*EXERCISE TASK:* Copy the lines that follow, keeping every character the same.

[Stored data]
########
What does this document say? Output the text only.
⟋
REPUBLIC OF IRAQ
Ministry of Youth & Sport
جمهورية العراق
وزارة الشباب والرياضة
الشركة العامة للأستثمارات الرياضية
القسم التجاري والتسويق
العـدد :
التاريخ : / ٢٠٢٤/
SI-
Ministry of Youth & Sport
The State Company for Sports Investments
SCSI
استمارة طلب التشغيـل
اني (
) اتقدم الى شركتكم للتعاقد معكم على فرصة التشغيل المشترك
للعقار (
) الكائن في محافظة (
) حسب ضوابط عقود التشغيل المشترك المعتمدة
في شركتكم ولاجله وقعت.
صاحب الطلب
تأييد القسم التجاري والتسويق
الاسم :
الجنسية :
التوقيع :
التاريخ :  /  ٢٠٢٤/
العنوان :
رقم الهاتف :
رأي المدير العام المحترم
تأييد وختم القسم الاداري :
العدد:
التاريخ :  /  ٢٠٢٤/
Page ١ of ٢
########
*EXPECTED ANSWER:*
What does this document say? Output the text only.
⟋
REPUBLIC OF IRAQ
Ministry of Youth & Sport
جمهورية العراق
وزارة الشباب والرياضة
الشركة العامة للأستثمارات الرياضية
القسم التجاري والتسويق
العـدد :
التاريخ : / ٢٠٢٤/
SI-
Ministry of Youth & Sport
The State Company for Sports Investments
SCSI
استمارة طلب التشغيـل
اني (
) اتقدم الى شركتكم للتعاقد معكم على فرصة التشغيل المشترك
للعقار (
) الكائن في محافظة (
) حسب ضوابط عقود التشغيل المشترك المعتمدة
في شركتكم ولاجله وقعت.
صاحب الطلب
تأييد القسم التجاري والتسويق
الاسم :
الجنسية :
التوقيع :
التاريخ :  /  ٢٠٢٤/
العنوان :
رقم الهاتف :
رأي المدير العام المحترم
تأييد وختم القسم الاداري :
العدد:
التاريخ :  /  ٢٠٢٤/
Page ١ of ٢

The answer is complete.